Brief: Filter the lines below, copying only those with the string "还是走小路吧".

-- Start of Data excerpts --

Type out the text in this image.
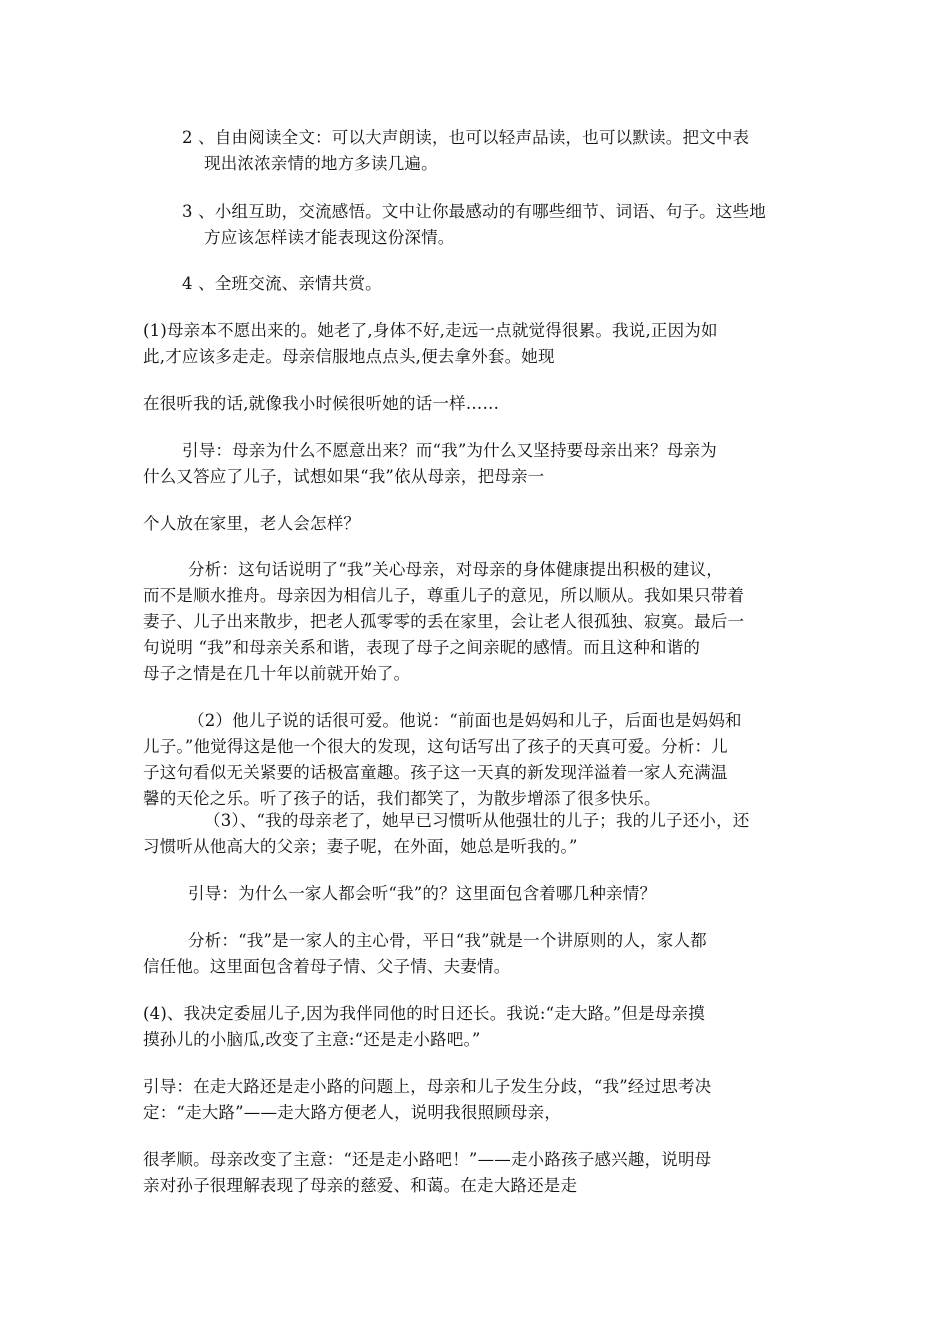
2 、自由阅读全文：可以大声朗读，也可以轻声品读，也可以默读。把文中表
现出浓浓亲情的地方多读几遍。
3 、小组互助，交流感悟。文中让你最感动的有哪些细节、词语、句子。这些地
方应该怎样读才能表现这份深情。
4 、全班交流、亲情共赏。
(1)母亲本不愿出来的。她老了,身体不好,走远一点就觉得很累。我说,正因为如
此,才应该多走走。母亲信服地点点头,便去拿外套。她现
在很听我的话,就像我小时候很听她的话一样……
引导：母亲为什么不愿意出来？而“我”为什么又坚持要母亲出来？母亲为
什么又答应了儿子，试想如果“我”依从母亲，把母亲一
个人放在家里，老人会怎样？
分析：这句话说明了“我”关心母亲，对母亲的身体健康提出积极的建议，
而不是顺水推舟。母亲因为相信儿子，尊重儿子的意见，所以顺从。我如果只带着
妻子、儿子出来散步，把老人孤零零的丢在家里，会让老人很孤独、寂寞。最后一
句说明 “我”和母亲关系和谐，表现了母子之间亲昵的感情。而且这种和谐的
母子之情是在几十年以前就开始了。
（2）他儿子说的话很可爱。他说：“前面也是妈妈和儿子，后面也是妈妈和
儿子。”他觉得这是他一个很大的发现，这句话写出了孩子的天真可爱。分析：儿
子这句看似无关紧要的话极富童趣。孩子这一天真的新发现洋溢着一家人充满温
馨的天伦之乐。听了孩子的话，我们都笑了，为散步增添了很多快乐。
（3）、“我的母亲老了，她早已习惯听从他强壮的儿子；我的儿子还小，还
习惯听从他高大的父亲；妻子呢，在外面，她总是听我的。”
引导：为什么一家人都会听“我”的？这里面包含着哪几种亲情？
分析：“我”是一家人的主心骨，平日“我”就是一个讲原则的人，家人都
信任他。这里面包含着母子情、父子情、夫妻情。
(4)、我决定委屈儿子,因为我伴同他的时日还长。我说:“走大路。”但是母亲摸
摸孙儿的小脑瓜,改变了主意:“还是走小路吧。”
引导：在走大路还是走小路的问题上，母亲和儿子发生分歧，“我”经过思考决
定：“走大路”——走大路方便老人，说明我很照顾母亲，
很孝顺。母亲改变了主意：“还是走小路吧！”——走小路孩子感兴趣，说明母
亲对孙子很理解表现了母亲的慈爱、和蔼。在走大路还是走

-- End of Data excerpts --

The completed task:
摸孙儿的小脑瓜,改变了主意:“还是走小路吧。”
很孝顺。母亲改变了主意：“还是走小路吧！”——走小路孩子感兴趣，说明母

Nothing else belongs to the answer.